• ENTRIES:
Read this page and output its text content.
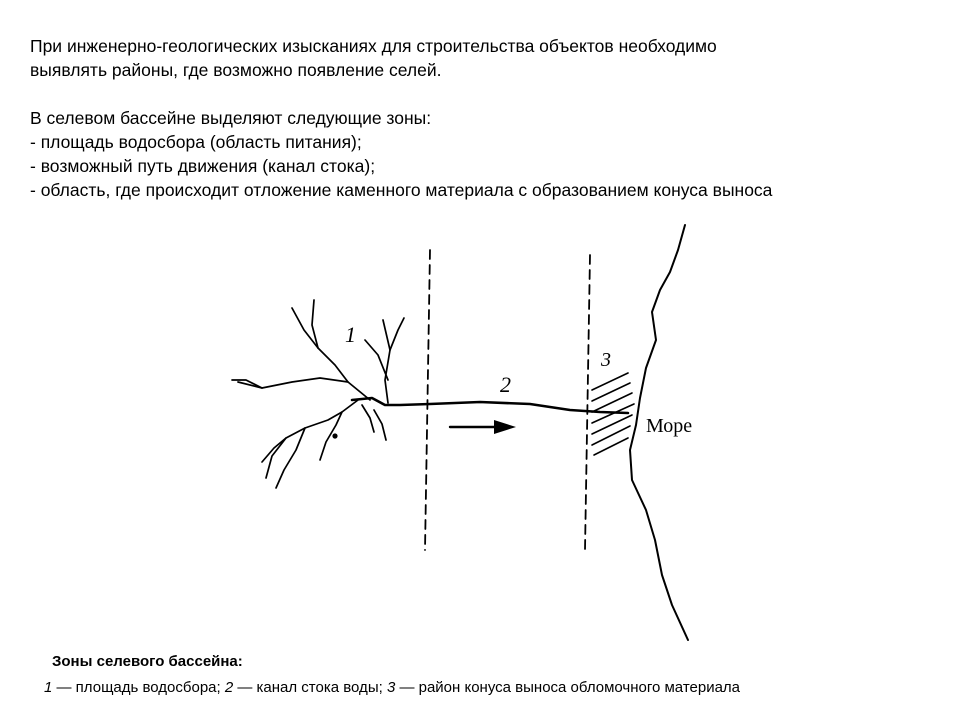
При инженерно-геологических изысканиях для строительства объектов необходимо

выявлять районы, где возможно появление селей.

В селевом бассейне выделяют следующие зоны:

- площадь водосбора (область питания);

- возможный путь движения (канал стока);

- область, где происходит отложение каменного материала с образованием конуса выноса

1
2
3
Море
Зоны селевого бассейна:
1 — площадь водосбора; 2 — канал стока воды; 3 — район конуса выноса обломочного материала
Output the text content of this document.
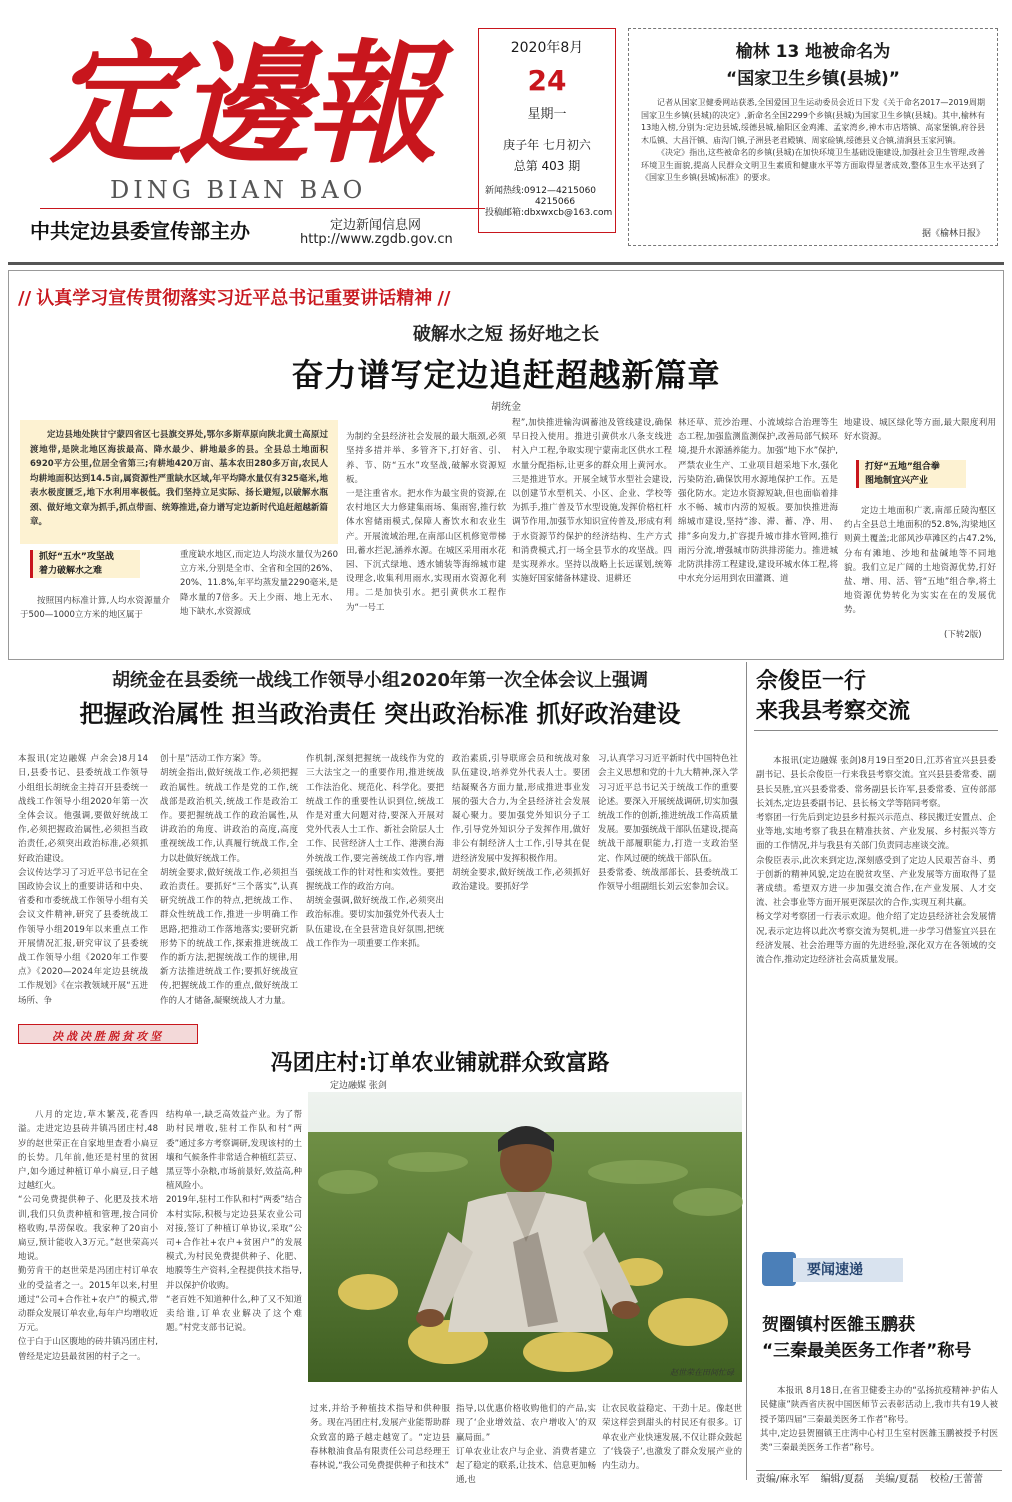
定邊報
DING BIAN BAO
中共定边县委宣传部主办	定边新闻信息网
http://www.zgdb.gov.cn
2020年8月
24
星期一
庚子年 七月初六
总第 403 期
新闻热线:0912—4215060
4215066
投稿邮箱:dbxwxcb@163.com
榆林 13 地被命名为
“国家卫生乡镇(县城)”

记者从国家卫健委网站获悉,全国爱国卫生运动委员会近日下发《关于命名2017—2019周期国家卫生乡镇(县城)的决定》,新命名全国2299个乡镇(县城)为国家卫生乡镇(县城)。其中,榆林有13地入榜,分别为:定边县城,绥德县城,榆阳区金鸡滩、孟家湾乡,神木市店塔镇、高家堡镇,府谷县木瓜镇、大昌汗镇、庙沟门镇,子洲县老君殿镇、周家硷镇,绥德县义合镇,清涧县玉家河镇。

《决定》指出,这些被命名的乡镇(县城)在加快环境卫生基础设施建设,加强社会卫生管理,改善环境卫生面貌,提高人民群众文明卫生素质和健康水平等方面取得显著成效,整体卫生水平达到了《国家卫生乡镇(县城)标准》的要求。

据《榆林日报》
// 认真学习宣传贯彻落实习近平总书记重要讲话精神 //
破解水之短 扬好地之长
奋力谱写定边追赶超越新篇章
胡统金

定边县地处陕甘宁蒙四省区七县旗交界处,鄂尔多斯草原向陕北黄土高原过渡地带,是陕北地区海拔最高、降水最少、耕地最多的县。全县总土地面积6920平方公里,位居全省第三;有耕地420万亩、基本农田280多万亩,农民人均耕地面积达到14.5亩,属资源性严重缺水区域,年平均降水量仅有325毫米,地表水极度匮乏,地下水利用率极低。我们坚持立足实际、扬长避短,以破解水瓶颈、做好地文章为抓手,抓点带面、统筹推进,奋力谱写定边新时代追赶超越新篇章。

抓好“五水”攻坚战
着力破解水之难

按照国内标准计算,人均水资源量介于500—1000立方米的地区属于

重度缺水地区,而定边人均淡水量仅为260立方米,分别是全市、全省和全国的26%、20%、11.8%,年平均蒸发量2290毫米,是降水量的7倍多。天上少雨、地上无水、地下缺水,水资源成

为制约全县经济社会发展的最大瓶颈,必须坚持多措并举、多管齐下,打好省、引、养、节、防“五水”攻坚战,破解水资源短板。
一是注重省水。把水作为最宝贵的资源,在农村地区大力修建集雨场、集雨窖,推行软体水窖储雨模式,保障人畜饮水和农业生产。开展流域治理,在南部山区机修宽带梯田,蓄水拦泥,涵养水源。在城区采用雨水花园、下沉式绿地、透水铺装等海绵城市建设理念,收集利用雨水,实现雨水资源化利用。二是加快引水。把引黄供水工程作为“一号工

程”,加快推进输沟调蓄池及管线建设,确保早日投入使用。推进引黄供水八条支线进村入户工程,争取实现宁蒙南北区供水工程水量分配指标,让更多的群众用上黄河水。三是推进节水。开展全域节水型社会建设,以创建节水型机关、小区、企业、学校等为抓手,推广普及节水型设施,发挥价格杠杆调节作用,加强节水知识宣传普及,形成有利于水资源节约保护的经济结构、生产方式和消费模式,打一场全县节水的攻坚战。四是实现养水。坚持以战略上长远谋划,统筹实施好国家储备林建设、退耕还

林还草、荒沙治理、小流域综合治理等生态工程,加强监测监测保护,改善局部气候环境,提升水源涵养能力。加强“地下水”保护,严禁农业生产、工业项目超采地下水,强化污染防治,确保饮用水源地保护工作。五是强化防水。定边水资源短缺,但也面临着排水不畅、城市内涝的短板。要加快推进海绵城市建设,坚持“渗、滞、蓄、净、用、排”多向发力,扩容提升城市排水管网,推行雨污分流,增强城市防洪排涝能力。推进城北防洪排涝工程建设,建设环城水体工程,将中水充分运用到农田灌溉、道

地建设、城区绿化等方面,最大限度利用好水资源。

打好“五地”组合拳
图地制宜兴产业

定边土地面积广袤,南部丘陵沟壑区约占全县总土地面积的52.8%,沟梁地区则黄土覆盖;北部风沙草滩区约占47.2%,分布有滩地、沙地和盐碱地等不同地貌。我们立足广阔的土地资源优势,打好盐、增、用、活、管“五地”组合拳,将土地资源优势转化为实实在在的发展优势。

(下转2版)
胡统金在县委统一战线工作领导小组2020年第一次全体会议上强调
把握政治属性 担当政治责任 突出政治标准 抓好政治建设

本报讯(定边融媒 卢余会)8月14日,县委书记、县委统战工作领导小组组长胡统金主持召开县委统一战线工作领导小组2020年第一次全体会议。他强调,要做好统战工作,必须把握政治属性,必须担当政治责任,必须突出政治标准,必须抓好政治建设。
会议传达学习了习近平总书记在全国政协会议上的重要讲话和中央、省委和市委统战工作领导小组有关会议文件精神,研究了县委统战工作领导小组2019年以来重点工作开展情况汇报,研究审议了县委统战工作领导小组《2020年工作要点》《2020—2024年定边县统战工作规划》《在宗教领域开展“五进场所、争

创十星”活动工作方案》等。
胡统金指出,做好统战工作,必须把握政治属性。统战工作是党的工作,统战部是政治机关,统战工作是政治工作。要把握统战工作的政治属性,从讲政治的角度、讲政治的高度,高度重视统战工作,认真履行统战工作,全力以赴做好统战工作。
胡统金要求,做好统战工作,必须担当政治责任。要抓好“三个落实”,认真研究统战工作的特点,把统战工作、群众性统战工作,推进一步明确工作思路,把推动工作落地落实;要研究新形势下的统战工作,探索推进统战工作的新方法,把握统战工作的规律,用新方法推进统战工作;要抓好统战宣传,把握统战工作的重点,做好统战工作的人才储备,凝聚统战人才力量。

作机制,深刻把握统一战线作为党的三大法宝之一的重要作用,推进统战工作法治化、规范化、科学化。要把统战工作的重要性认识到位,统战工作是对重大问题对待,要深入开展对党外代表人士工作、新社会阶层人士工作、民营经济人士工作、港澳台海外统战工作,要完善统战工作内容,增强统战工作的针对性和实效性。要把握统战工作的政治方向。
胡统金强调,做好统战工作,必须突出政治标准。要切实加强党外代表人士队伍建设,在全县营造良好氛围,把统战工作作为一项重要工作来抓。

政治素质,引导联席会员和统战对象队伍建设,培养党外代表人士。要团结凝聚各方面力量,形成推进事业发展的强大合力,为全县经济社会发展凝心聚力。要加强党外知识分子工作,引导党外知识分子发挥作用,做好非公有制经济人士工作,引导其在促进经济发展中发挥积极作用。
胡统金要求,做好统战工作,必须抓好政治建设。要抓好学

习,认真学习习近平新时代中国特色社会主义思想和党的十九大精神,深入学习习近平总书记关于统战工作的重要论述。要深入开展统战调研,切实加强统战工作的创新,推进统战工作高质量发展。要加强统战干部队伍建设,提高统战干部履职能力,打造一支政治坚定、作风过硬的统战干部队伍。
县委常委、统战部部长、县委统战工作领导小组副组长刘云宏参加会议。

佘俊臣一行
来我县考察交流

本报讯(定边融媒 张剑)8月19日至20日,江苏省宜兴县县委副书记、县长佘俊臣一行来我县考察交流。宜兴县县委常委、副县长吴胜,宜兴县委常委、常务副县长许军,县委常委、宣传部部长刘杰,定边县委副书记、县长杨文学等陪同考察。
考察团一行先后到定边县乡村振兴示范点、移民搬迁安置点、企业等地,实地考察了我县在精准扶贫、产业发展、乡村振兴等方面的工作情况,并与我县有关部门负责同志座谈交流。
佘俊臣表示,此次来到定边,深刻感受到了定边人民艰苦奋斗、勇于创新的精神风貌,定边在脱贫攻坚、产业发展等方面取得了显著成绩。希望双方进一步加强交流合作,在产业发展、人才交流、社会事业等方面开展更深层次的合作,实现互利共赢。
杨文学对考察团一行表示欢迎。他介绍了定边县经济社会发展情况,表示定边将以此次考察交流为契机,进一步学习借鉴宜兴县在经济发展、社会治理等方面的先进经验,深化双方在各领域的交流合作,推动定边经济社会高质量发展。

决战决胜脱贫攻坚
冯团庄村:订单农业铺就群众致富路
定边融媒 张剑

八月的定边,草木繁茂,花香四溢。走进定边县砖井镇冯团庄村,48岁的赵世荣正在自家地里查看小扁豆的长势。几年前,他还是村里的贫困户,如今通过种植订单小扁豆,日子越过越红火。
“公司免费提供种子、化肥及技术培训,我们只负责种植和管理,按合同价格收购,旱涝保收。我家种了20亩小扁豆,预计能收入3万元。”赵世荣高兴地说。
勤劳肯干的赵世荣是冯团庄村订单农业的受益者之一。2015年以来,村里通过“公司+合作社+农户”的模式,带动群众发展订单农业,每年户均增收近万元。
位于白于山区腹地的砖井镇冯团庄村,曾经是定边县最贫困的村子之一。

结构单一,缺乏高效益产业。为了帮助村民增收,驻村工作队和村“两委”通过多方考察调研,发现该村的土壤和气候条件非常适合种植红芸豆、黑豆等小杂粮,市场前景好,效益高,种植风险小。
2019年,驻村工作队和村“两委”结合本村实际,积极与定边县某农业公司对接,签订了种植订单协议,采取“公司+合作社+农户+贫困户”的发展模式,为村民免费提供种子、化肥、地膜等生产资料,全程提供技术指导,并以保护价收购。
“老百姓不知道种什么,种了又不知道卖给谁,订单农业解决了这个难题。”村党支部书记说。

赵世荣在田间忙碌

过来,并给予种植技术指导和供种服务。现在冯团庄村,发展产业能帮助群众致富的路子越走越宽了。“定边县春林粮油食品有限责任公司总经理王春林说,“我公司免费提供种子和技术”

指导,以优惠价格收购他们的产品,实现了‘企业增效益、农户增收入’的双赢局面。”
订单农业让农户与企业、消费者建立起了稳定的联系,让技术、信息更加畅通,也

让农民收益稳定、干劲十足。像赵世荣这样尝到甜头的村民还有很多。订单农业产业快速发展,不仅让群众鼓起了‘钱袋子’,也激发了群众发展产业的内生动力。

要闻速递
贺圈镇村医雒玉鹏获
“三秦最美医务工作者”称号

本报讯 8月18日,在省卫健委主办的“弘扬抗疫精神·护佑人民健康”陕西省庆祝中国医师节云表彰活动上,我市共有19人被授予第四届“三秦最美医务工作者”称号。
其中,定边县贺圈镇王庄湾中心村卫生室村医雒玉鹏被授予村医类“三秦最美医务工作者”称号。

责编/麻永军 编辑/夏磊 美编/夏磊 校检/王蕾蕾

• EXERCISE REQUIREMENTS:
Reply with nothing except the number of lines in the listing above that include the string "площадь".

• THE COMPLETED TASK:
2